What is asked: Note how many lines hold the string "object" and give that number without any other words.
----- Data shown -----
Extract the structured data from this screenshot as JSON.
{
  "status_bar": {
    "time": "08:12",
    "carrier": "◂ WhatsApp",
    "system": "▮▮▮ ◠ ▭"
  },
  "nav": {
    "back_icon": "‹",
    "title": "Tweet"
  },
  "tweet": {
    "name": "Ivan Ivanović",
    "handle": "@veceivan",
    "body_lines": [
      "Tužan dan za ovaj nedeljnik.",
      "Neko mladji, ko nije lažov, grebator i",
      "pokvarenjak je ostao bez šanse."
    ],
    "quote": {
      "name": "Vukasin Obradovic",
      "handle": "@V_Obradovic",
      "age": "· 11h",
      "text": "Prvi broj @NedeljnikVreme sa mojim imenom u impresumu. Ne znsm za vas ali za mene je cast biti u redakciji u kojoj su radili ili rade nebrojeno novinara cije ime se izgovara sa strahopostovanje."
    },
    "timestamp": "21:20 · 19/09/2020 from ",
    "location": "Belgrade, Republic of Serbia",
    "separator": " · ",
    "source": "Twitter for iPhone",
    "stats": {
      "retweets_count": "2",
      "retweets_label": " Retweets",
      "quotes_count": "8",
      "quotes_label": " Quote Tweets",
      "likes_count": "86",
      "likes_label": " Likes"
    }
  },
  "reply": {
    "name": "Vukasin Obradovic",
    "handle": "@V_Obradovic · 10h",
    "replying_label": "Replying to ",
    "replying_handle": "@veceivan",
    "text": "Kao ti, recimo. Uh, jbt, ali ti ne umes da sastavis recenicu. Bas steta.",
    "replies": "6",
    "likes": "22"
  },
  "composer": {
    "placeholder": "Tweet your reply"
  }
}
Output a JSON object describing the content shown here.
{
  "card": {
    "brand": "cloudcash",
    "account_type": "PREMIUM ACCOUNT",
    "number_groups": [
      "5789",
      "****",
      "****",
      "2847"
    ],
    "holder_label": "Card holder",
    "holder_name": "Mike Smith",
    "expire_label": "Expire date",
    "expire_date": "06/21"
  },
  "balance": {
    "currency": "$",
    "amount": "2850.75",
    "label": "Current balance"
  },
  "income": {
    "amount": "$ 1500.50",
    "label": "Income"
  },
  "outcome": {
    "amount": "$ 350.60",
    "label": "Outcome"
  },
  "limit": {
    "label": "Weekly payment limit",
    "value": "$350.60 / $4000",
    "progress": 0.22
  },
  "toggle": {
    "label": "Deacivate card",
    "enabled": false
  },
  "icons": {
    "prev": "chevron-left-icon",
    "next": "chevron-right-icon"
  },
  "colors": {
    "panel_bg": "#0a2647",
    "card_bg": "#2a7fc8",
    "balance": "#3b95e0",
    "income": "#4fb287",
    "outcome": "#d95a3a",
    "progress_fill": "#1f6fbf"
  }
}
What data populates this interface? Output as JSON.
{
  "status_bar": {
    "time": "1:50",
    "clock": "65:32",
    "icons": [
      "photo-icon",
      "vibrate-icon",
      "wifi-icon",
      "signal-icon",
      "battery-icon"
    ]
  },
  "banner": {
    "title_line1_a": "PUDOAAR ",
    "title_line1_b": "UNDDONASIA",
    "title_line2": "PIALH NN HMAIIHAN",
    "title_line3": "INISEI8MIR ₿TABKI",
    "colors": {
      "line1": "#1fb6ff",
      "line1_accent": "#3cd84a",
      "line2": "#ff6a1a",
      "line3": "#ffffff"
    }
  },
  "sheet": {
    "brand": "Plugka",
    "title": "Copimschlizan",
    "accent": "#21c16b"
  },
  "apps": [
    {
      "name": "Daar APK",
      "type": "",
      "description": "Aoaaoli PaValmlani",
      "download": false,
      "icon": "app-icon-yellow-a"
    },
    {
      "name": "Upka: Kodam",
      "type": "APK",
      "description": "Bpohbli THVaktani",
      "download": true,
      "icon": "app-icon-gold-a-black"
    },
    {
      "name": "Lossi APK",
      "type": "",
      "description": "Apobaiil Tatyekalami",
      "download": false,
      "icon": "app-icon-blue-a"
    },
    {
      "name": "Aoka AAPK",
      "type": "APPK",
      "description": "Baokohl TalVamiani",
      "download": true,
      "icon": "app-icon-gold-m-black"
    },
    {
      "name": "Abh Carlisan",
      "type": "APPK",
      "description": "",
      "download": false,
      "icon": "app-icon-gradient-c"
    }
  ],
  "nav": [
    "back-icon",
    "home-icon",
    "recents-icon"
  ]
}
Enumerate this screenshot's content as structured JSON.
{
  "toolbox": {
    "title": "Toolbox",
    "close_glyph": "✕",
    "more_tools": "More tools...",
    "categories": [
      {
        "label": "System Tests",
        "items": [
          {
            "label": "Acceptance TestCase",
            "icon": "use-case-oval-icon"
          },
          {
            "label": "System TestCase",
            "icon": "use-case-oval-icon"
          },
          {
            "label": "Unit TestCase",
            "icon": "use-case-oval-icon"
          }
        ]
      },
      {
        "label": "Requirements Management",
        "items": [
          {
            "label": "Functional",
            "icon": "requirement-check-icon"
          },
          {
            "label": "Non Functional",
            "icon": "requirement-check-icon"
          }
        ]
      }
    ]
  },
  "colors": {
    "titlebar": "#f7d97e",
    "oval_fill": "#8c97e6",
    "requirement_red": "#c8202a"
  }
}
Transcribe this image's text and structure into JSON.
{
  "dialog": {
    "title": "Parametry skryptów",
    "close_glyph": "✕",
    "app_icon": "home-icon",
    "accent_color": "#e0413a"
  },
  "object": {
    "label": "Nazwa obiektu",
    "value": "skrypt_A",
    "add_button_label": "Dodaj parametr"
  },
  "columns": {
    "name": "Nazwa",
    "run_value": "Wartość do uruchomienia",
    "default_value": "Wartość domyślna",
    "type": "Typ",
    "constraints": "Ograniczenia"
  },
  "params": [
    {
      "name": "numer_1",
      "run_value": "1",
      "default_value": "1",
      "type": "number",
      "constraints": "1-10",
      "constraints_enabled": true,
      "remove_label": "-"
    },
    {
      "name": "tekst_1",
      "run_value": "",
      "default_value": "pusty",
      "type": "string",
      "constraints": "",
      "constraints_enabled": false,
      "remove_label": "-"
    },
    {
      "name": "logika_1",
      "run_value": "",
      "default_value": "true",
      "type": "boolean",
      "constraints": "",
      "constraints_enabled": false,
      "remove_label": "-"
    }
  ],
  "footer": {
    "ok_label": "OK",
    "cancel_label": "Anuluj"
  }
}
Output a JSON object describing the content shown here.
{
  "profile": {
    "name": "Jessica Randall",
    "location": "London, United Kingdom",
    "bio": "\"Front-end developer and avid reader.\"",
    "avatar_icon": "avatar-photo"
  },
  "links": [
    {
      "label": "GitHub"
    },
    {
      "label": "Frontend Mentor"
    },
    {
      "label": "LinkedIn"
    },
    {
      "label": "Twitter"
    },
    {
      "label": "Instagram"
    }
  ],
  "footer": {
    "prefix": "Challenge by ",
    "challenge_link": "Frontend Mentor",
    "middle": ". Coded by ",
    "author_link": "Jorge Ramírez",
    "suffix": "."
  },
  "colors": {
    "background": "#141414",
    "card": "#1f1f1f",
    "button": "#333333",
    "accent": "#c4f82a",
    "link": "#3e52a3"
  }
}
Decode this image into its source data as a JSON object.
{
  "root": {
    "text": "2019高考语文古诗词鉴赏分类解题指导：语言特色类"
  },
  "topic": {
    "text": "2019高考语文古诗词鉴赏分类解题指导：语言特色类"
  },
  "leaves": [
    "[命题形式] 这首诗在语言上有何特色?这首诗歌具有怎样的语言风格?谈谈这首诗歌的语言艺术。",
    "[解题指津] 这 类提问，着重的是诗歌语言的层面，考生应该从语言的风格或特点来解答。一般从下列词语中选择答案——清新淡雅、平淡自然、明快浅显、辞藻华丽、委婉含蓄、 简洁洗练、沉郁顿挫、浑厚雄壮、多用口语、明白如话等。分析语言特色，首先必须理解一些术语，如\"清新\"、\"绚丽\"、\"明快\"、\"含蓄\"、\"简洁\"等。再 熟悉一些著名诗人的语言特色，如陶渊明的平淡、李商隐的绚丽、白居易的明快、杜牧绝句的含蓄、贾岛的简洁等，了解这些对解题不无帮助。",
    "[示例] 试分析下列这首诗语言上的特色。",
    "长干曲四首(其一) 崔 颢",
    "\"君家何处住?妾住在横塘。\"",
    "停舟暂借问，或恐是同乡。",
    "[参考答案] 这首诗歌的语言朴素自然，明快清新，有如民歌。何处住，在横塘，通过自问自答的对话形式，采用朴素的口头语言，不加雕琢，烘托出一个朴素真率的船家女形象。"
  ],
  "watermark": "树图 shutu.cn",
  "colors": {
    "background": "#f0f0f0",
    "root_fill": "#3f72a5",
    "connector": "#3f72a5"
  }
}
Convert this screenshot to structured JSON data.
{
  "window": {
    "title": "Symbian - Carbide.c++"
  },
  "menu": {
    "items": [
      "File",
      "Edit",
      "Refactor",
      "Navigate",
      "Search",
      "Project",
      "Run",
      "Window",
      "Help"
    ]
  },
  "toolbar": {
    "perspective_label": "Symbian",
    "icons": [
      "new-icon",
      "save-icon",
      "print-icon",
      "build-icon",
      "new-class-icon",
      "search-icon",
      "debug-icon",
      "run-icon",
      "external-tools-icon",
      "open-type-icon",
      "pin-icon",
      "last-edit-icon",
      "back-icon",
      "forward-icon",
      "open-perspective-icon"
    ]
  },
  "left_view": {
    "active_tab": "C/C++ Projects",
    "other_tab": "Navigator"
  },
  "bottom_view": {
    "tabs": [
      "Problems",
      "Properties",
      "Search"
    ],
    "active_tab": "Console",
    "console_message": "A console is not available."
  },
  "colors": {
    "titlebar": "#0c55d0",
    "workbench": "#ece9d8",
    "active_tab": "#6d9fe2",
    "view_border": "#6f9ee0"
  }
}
-----
Worked solution: 4